• _Task to carry out_
Determine how many lines in the entries below include "performed". The reply should be that number and nothing else.

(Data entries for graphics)
== Segment start ==
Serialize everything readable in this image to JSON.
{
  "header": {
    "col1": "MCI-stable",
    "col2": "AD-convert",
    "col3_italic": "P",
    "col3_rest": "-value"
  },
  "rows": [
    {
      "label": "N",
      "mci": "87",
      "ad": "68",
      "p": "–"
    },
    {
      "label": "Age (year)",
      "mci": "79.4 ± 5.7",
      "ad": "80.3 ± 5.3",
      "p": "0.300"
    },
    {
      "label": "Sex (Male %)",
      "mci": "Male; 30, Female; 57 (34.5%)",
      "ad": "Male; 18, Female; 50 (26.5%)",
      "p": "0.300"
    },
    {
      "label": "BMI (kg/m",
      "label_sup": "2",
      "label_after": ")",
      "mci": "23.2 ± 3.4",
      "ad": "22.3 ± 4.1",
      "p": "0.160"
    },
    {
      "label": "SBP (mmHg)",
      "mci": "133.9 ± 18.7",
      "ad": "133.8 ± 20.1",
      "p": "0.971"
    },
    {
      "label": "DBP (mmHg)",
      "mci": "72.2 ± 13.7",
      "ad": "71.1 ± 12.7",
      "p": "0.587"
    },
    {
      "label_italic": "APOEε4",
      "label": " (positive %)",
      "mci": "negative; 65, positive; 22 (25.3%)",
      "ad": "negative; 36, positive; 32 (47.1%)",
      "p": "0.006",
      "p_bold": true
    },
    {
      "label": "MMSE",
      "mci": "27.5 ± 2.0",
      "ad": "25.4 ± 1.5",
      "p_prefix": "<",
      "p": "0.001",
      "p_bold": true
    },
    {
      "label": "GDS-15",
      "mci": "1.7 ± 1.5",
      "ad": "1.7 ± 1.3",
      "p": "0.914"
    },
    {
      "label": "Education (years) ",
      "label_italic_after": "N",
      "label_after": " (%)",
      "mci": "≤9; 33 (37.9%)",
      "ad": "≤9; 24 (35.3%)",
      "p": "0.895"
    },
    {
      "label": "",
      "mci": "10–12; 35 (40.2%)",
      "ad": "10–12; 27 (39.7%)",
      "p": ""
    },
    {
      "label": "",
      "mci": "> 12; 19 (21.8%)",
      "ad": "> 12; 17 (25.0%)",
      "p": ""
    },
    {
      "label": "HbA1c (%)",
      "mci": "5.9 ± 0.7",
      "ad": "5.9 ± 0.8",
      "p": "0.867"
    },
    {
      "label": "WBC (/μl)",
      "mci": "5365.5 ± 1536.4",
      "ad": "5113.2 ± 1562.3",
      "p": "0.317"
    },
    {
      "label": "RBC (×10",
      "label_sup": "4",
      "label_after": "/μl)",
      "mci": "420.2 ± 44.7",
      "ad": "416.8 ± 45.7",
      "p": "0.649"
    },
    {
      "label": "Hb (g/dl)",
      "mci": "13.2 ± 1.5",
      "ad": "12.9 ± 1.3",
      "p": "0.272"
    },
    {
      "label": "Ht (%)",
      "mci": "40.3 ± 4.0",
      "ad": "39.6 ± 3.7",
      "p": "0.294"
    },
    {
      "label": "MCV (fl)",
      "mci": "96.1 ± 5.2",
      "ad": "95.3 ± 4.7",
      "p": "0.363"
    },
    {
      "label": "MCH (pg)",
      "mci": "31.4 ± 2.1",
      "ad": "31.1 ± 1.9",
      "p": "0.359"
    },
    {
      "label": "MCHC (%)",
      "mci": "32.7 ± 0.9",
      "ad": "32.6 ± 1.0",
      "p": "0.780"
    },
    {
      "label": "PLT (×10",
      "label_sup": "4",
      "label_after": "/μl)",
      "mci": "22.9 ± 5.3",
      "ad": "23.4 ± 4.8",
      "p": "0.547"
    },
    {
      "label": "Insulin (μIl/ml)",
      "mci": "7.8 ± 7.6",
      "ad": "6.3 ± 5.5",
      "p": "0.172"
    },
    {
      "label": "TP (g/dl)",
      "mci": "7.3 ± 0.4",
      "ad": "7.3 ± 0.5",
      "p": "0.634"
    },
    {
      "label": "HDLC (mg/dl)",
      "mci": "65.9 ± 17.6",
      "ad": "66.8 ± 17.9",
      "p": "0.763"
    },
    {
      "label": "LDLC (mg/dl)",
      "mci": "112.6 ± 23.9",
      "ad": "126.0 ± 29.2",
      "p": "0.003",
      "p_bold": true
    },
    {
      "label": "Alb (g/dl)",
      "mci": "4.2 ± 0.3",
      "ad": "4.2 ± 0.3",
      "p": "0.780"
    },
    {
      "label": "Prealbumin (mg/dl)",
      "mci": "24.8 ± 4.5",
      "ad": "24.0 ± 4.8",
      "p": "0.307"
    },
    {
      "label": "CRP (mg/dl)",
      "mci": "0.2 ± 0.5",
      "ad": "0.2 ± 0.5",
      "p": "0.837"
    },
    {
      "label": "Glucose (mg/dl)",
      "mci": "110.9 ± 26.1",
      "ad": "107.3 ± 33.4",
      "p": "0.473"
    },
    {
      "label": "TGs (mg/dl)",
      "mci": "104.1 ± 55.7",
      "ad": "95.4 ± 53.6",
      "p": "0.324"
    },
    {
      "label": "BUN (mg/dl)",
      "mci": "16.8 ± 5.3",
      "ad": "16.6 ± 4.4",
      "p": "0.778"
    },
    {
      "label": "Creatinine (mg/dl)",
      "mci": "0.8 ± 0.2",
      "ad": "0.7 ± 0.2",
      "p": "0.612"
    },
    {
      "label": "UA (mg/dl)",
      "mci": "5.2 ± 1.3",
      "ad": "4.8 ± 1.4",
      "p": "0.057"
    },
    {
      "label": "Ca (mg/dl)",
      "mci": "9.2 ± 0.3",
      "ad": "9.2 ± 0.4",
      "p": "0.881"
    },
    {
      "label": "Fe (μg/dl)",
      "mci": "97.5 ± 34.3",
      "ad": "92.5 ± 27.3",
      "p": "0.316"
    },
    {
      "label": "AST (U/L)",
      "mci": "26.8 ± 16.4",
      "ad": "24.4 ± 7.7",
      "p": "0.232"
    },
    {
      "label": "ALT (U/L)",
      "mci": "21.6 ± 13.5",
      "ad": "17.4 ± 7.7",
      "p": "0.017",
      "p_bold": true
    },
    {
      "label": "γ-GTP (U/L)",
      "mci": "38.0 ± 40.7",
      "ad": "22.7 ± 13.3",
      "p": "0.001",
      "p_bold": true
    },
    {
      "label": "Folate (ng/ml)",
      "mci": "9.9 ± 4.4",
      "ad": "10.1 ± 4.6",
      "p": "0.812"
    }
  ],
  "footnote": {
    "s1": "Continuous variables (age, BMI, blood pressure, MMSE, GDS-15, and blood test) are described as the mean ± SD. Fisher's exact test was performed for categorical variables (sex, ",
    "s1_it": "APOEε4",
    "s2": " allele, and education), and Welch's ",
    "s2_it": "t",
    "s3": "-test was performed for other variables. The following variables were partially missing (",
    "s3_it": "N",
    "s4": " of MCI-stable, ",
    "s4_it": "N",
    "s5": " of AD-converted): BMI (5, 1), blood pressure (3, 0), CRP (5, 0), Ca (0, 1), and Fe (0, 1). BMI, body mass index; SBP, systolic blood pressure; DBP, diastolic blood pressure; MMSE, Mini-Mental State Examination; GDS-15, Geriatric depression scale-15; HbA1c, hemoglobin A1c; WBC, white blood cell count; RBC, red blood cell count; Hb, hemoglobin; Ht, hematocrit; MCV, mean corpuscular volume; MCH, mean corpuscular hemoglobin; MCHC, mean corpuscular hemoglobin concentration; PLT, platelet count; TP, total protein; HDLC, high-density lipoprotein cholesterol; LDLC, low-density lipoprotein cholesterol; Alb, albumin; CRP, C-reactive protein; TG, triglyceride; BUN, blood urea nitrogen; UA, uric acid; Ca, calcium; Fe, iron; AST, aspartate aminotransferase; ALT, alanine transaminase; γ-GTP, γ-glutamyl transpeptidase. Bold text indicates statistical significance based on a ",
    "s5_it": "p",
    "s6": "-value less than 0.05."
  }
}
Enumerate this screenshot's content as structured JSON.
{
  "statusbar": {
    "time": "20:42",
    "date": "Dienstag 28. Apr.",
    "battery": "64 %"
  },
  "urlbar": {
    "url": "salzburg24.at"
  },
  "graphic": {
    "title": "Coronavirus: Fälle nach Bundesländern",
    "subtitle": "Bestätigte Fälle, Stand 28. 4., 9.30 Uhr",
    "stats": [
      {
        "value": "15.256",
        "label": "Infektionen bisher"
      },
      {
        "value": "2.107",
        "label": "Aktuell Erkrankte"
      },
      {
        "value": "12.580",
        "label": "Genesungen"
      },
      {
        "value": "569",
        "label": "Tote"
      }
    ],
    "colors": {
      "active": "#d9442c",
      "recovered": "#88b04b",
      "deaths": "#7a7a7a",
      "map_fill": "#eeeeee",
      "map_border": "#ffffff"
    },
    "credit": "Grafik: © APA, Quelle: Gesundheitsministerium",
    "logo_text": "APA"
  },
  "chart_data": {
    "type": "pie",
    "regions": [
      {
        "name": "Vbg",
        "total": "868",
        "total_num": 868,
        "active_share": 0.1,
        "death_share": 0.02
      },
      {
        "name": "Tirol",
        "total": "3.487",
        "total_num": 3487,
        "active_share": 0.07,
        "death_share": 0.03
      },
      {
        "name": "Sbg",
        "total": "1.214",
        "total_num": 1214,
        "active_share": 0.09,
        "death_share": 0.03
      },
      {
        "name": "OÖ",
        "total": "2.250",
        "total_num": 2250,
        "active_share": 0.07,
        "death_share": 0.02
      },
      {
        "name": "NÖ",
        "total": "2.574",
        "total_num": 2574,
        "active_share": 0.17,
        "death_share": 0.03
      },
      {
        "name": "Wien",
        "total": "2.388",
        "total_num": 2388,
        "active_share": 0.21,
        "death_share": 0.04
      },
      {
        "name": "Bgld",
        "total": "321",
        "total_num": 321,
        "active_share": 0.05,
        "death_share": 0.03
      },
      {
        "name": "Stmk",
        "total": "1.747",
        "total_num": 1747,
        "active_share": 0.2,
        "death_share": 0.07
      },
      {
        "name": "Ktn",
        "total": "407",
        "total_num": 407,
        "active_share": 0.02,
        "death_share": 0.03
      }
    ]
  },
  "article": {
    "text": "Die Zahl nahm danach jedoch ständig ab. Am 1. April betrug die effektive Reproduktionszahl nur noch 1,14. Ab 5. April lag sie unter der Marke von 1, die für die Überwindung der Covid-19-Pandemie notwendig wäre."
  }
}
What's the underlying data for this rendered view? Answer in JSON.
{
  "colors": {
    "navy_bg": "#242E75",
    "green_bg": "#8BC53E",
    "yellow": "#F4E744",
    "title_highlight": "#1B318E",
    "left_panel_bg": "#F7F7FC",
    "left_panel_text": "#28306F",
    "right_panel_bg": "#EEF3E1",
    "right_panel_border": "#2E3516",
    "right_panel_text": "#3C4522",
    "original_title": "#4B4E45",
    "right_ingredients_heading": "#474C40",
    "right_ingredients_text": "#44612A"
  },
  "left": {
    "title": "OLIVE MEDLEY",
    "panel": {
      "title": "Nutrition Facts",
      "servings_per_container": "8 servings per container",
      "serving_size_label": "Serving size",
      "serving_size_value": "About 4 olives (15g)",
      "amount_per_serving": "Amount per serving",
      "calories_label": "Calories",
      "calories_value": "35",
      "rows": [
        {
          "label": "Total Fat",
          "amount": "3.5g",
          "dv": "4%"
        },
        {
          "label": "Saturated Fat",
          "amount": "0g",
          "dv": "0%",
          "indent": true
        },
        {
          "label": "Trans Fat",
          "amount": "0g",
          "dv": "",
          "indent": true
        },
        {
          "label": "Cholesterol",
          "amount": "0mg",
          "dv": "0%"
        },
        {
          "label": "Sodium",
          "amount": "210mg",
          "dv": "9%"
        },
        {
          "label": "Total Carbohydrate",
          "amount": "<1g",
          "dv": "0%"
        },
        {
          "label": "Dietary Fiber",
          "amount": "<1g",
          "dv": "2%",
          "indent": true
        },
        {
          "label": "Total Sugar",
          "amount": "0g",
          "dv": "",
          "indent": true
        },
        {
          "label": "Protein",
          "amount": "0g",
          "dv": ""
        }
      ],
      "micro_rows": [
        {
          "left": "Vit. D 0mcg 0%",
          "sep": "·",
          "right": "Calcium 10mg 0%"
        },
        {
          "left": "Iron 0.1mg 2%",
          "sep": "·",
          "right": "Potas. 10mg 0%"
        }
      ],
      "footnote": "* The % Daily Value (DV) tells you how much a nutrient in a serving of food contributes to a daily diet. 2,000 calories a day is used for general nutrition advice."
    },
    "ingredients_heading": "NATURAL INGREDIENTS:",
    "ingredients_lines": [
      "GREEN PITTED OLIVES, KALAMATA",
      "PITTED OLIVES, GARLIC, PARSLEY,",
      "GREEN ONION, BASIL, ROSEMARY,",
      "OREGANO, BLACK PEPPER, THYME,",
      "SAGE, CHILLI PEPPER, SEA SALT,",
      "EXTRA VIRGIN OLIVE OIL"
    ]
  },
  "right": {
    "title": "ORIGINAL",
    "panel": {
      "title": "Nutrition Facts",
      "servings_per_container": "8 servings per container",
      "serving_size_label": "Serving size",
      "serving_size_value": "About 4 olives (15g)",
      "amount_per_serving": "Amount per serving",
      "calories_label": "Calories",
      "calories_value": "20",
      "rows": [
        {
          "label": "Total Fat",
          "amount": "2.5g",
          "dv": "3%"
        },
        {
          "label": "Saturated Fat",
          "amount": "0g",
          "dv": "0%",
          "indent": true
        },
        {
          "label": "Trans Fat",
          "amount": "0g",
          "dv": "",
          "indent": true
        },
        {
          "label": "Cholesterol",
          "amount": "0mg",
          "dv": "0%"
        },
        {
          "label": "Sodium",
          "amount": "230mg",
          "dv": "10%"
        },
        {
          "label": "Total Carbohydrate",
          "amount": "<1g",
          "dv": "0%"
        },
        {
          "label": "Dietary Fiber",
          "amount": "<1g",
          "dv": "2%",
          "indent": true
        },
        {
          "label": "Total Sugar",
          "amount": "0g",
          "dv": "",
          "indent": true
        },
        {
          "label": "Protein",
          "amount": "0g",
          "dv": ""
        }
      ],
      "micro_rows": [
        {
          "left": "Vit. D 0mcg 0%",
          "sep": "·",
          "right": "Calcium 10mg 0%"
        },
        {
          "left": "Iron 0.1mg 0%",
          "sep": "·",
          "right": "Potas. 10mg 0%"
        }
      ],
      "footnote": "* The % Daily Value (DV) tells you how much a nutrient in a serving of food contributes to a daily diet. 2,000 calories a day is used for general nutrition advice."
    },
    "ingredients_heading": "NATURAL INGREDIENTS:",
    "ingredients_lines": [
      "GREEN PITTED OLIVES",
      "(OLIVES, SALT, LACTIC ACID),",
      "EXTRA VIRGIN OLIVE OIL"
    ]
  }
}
== Segment end ==
• _Your response_
2